▸ **Entries supplied**:
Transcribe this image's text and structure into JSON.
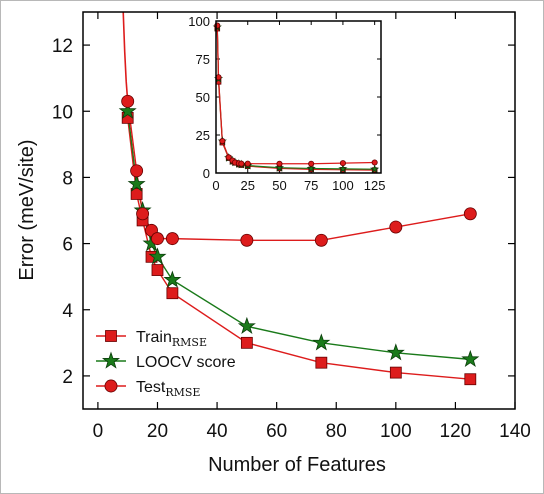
{
  "chart_data": [
    {
      "type": "line",
      "xlabel": "Number of Features",
      "ylabel": "Error (meV/site)",
      "xlim": [
        -5,
        140
      ],
      "ylim": [
        1.0,
        13.0
      ],
      "x_ticks": [
        0,
        20,
        40,
        60,
        80,
        100,
        120,
        140
      ],
      "y_ticks": [
        2,
        4,
        6,
        8,
        10,
        12
      ],
      "grid": false,
      "legend_position": "bottom-left",
      "series": [
        {
          "name": "Train",
          "name_subscript": "RMSE",
          "marker": "square",
          "color": "#dd1c1c",
          "x": [
            10,
            13,
            15,
            18,
            20,
            25,
            50,
            75,
            100,
            125
          ],
          "y": [
            9.8,
            7.5,
            6.7,
            5.6,
            5.2,
            4.5,
            3.0,
            2.4,
            2.1,
            1.9
          ]
        },
        {
          "name": "LOOCV score",
          "marker": "star",
          "color": "#1a7a1a",
          "x": [
            10,
            13,
            15,
            18,
            20,
            25,
            50,
            75,
            100,
            125
          ],
          "y": [
            10.0,
            7.8,
            7.0,
            6.0,
            5.6,
            4.9,
            3.5,
            3.0,
            2.7,
            2.5
          ]
        },
        {
          "name": "Test",
          "name_subscript": "RMSE",
          "marker": "circle",
          "color": "#dd1c1c",
          "x": [
            10,
            13,
            15,
            18,
            20,
            25,
            50,
            75,
            100,
            125
          ],
          "y": [
            10.3,
            8.2,
            6.9,
            6.4,
            6.15,
            6.15,
            6.1,
            6.1,
            6.5,
            6.9
          ]
        }
      ],
      "leading_curve": {
        "x": [
          8.5,
          9.0,
          9.5,
          10.0
        ],
        "y": [
          13.0,
          11.8,
          10.9,
          10.3
        ]
      }
    },
    {
      "type": "line",
      "role": "inset",
      "xlim": [
        0,
        130
      ],
      "ylim": [
        0,
        100
      ],
      "x_ticks": [
        0,
        25,
        50,
        75,
        100,
        125
      ],
      "y_ticks": [
        0,
        25,
        50,
        75,
        100
      ],
      "grid": false,
      "series": [
        {
          "marker": "square",
          "color": "#dd1c1c",
          "x": [
            1,
            2,
            5,
            10,
            13,
            15,
            18,
            20,
            25,
            50,
            75,
            100,
            125
          ],
          "y": [
            95,
            60,
            20,
            9.8,
            7.5,
            6.7,
            5.6,
            5.2,
            4.5,
            3.0,
            2.4,
            2.1,
            1.9
          ]
        },
        {
          "marker": "star",
          "color": "#1a7a1a",
          "x": [
            1,
            2,
            5,
            10,
            13,
            15,
            18,
            20,
            25,
            50,
            75,
            100,
            125
          ],
          "y": [
            96,
            62,
            21,
            10.0,
            7.8,
            7.0,
            6.0,
            5.6,
            4.9,
            3.5,
            3.0,
            2.7,
            2.5
          ]
        },
        {
          "marker": "circle",
          "color": "#dd1c1c",
          "x": [
            1,
            2,
            5,
            10,
            13,
            15,
            18,
            20,
            25,
            50,
            75,
            100,
            125
          ],
          "y": [
            97,
            63,
            21,
            10.3,
            8.2,
            6.9,
            6.4,
            6.15,
            6.15,
            6.1,
            6.1,
            6.5,
            6.9
          ]
        }
      ]
    }
  ]
}
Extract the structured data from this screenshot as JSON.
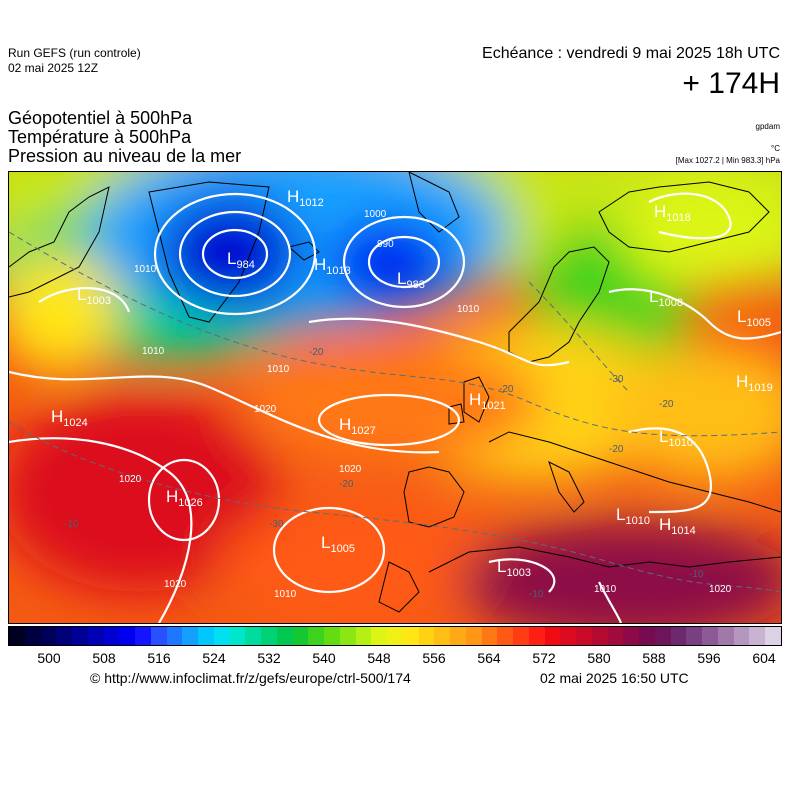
{
  "header": {
    "run_line1": "Run GEFS (run controle)",
    "run_line2": "02 mai 2025 12Z",
    "echeance": "Echéance : vendredi 9 mai 2025 18h UTC",
    "lead_time": "+ 174H"
  },
  "fields": {
    "line1": "Géopotentiel à 500hPa",
    "line2": "Température à 500hPa",
    "line3": "Pression au niveau de la mer"
  },
  "units": {
    "geopotential": "gpdam",
    "temperature": "°C",
    "pressure": "[Max 1027.2 | Min 983.3] hPa"
  },
  "colors": {
    "isobar": "#ffffff",
    "isotherm": "#5a6e7a",
    "coast": "#000000",
    "label_high": "#ffffff",
    "label_low": "#ffffff"
  },
  "colorbar": {
    "colors": [
      "#000020",
      "#000040",
      "#00005a",
      "#000078",
      "#000096",
      "#0000b4",
      "#0000d2",
      "#0000f0",
      "#1414ff",
      "#2850ff",
      "#1e78ff",
      "#14a0ff",
      "#00c8ff",
      "#00e0f0",
      "#00e6c8",
      "#00dca0",
      "#00d278",
      "#00c850",
      "#14c832",
      "#3cd21e",
      "#64dc14",
      "#8ce614",
      "#b4f014",
      "#dcf514",
      "#f0f014",
      "#ffe614",
      "#ffd214",
      "#ffbe14",
      "#ffaa14",
      "#ff9614",
      "#ff7814",
      "#ff5a14",
      "#ff3c14",
      "#ff1e14",
      "#f00a14",
      "#dc0a1e",
      "#c80a28",
      "#b40a32",
      "#a00a3c",
      "#8c0a46",
      "#780a50",
      "#6e145a",
      "#6e286e",
      "#784082",
      "#8c5a96",
      "#a078aa",
      "#b496be",
      "#c8b4d2",
      "#dcd2e6"
    ],
    "ticks": [
      "500",
      "508",
      "516",
      "524",
      "532",
      "540",
      "548",
      "556",
      "564",
      "572",
      "580",
      "588",
      "596",
      "604"
    ]
  },
  "map": {
    "highs": [
      {
        "letter": "H",
        "value": "1012"
      },
      {
        "letter": "H",
        "value": "1013"
      },
      {
        "letter": "H",
        "value": "1024"
      },
      {
        "letter": "H",
        "value": "1027"
      },
      {
        "letter": "H",
        "value": "1026"
      },
      {
        "letter": "H",
        "value": "1021"
      },
      {
        "letter": "H",
        "value": "1019"
      },
      {
        "letter": "H",
        "value": "1014"
      },
      {
        "letter": "H",
        "value": "1018"
      }
    ],
    "lows": [
      {
        "letter": "L",
        "value": "984"
      },
      {
        "letter": "L",
        "value": "983"
      },
      {
        "letter": "L",
        "value": "1003"
      },
      {
        "letter": "L",
        "value": "1008"
      },
      {
        "letter": "L",
        "value": "1005"
      },
      {
        "letter": "L",
        "value": "1005"
      },
      {
        "letter": "L",
        "value": "1003"
      },
      {
        "letter": "L",
        "value": "1010"
      },
      {
        "letter": "L",
        "value": "1010"
      }
    ],
    "isobar_labels": [
      "1010",
      "1020",
      "1020",
      "1000",
      "990",
      "1010",
      "1010",
      "1010",
      "1020",
      "1020",
      "1010",
      "1010",
      "1020"
    ],
    "isotherm_labels": [
      "-20",
      "-20",
      "-20",
      "-30",
      "-20",
      "-10",
      "-30",
      "-10",
      "-20",
      "-10"
    ]
  },
  "footer": {
    "source": "© http://www.infoclimat.fr/z/gefs/europe/ctrl-500/174",
    "generated": "02 mai 2025 16:50 UTC"
  }
}
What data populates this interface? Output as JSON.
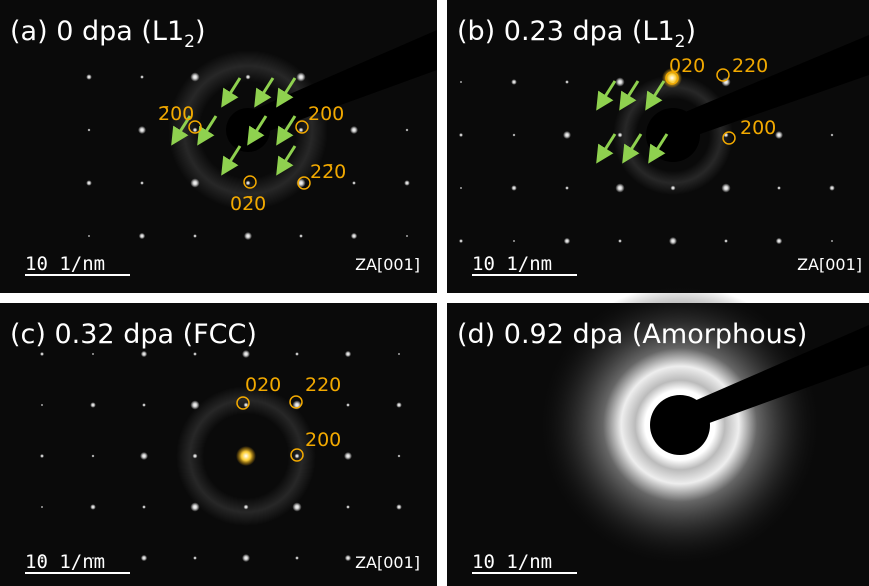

▸ **Exercise**:
Please set down each line of the data above exactly as written, without the pictures.

▸ **Expected answer**:
Transcribe this image's text and structure into JSON.
{
  "chart_data": [
    {
      "type": "line",
      "xlabel": "Number of Features",
      "ylabel": "Error (meV/site)",
      "xlim": [
        -5,
        140
      ],
      "ylim": [
        1.0,
        13.0
      ],
      "x_ticks": [
        0,
        20,
        40,
        60,
        80,
        100,
        120,
        140
      ],
      "y_ticks": [
        2,
        4,
        6,
        8,
        10,
        12
      ],
      "grid": false,
      "legend_position": "bottom-left",
      "series": [
        {
          "name": "Train",
          "name_subscript": "RMSE",
          "marker": "square",
          "color": "#dd1c1c",
          "x": [
            10,
            13,
            15,
            18,
            20,
            25,
            50,
            75,
            100,
            125
          ],
          "y": [
            9.8,
            7.5,
            6.7,
            5.6,
            5.2,
            4.5,
            3.0,
            2.4,
            2.1,
            1.9
          ]
        },
        {
          "name": "LOOCV score",
          "marker": "star",
          "color": "#1a7a1a",
          "x": [
            10,
            13,
            15,
            18,
            20,
            25,
            50,
            75,
            100,
            125
          ],
          "y": [
            10.0,
            7.8,
            7.0,
            6.0,
            5.6,
            4.9,
            3.5,
            3.0,
            2.7,
            2.5
          ]
        },
        {
          "name": "Test",
          "name_subscript": "RMSE",
          "marker": "circle",
          "color": "#dd1c1c",
          "x": [
            10,
            13,
            15,
            18,
            20,
            25,
            50,
            75,
            100,
            125
          ],
          "y": [
            10.3,
            8.2,
            6.9,
            6.4,
            6.15,
            6.15,
            6.1,
            6.1,
            6.5,
            6.9
          ]
        }
      ],
      "leading_curve": {
        "x": [
          8.5,
          9.0,
          9.5,
          10.0
        ],
        "y": [
          13.0,
          11.8,
          10.9,
          10.3
        ]
      }
    },
    {
      "type": "line",
      "role": "inset",
      "xlim": [
        0,
        130
      ],
      "ylim": [
        0,
        100
      ],
      "x_ticks": [
        0,
        25,
        50,
        75,
        100,
        125
      ],
      "y_ticks": [
        0,
        25,
        50,
        75,
        100
      ],
      "grid": false,
      "series": [
        {
          "marker": "square",
          "color": "#dd1c1c",
          "x": [
            1,
            2,
            5,
            10,
            13,
            15,
            18,
            20,
            25,
            50,
            75,
            100,
            125
          ],
          "y": [
            95,
            60,
            20,
            9.8,
            7.5,
            6.7,
            5.6,
            5.2,
            4.5,
            3.0,
            2.4,
            2.1,
            1.9
          ]
        },
        {
          "marker": "star",
          "color": "#1a7a1a",
          "x": [
            1,
            2,
            5,
            10,
            13,
            15,
            18,
            20,
            25,
            50,
            75,
            100,
            125
          ],
          "y": [
            96,
            62,
            21,
            10.0,
            7.8,
            7.0,
            6.0,
            5.6,
            4.9,
            3.5,
            3.0,
            2.7,
            2.5
          ]
        },
        {
          "marker": "circle",
          "color": "#dd1c1c",
          "x": [
            1,
            2,
            5,
            10,
            13,
            15,
            18,
            20,
            25,
            50,
            75,
            100,
            125
          ],
          "y": [
            97,
            63,
            21,
            10.3,
            8.2,
            6.9,
            6.4,
            6.15,
            6.15,
            6.1,
            6.1,
            6.5,
            6.9
          ]
        }
      ]
    }
  ]
}
Extract the structured data from this screenshot as JSON.
{
  "header": {
    "run_line1": "Run GEFS (run controle)",
    "run_line2": "02 mai 2025 12Z",
    "echeance": "Echéance : vendredi 9 mai 2025 18h UTC",
    "lead_time": "+ 174H"
  },
  "fields": {
    "line1": "Géopotentiel à 500hPa",
    "line2": "Température à 500hPa",
    "line3": "Pression au niveau de la mer"
  },
  "units": {
    "geopotential": "gpdam",
    "temperature": "°C",
    "pressure": "[Max 1027.2 | Min 983.3] hPa"
  },
  "colors": {
    "isobar": "#ffffff",
    "isotherm": "#5a6e7a",
    "coast": "#000000",
    "label_high": "#ffffff",
    "label_low": "#ffffff"
  },
  "colorbar": {
    "colors": [
      "#000020",
      "#000040",
      "#00005a",
      "#000078",
      "#000096",
      "#0000b4",
      "#0000d2",
      "#0000f0",
      "#1414ff",
      "#2850ff",
      "#1e78ff",
      "#14a0ff",
      "#00c8ff",
      "#00e0f0",
      "#00e6c8",
      "#00dca0",
      "#00d278",
      "#00c850",
      "#14c832",
      "#3cd21e",
      "#64dc14",
      "#8ce614",
      "#b4f014",
      "#dcf514",
      "#f0f014",
      "#ffe614",
      "#ffd214",
      "#ffbe14",
      "#ffaa14",
      "#ff9614",
      "#ff7814",
      "#ff5a14",
      "#ff3c14",
      "#ff1e14",
      "#f00a14",
      "#dc0a1e",
      "#c80a28",
      "#b40a32",
      "#a00a3c",
      "#8c0a46",
      "#780a50",
      "#6e145a",
      "#6e286e",
      "#784082",
      "#8c5a96",
      "#a078aa",
      "#b496be",
      "#c8b4d2",
      "#dcd2e6"
    ],
    "ticks": [
      "500",
      "508",
      "516",
      "524",
      "532",
      "540",
      "548",
      "556",
      "564",
      "572",
      "580",
      "588",
      "596",
      "604"
    ]
  },
  "map": {
    "highs": [
      {
        "letter": "H",
        "value": "1012"
      },
      {
        "letter": "H",
        "value": "1013"
      },
      {
        "letter": "H",
        "value": "1024"
      },
      {
        "letter": "H",
        "value": "1027"
      },
      {
        "letter": "H",
        "value": "1026"
      },
      {
        "letter": "H",
        "value": "1021"
      },
      {
        "letter": "H",
        "value": "1019"
      },
      {
        "letter": "H",
        "value": "1014"
      },
      {
        "letter": "H",
        "value": "1018"
      }
    ],
    "lows": [
      {
        "letter": "L",
        "value": "984"
      },
      {
        "letter": "L",
        "value": "983"
      },
      {
        "letter": "L",
        "value": "1003"
      },
      {
        "letter": "L",
        "value": "1008"
      },
      {
        "letter": "L",
        "value": "1005"
      },
      {
        "letter": "L",
        "value": "1005"
      },
      {
        "letter": "L",
        "value": "1003"
      },
      {
        "letter": "L",
        "value": "1010"
      },
      {
        "letter": "L",
        "value": "1010"
      }
    ],
    "isobar_labels": [
      "1010",
      "1020",
      "1020",
      "1000",
      "990",
      "1010",
      "1010",
      "1010",
      "1020",
      "1020",
      "1010",
      "1010",
      "1020"
    ],
    "isotherm_labels": [
      "-20",
      "-20",
      "-20",
      "-30",
      "-20",
      "-10",
      "-30",
      "-10",
      "-20",
      "-10"
    ]
  },
  "footer": {
    "source": "© http://www.infoclimat.fr/z/gefs/europe/ctrl-500/174",
    "generated": "02 mai 2025 16:50 UTC"
  }
}
What data populates this interface? Output as JSON.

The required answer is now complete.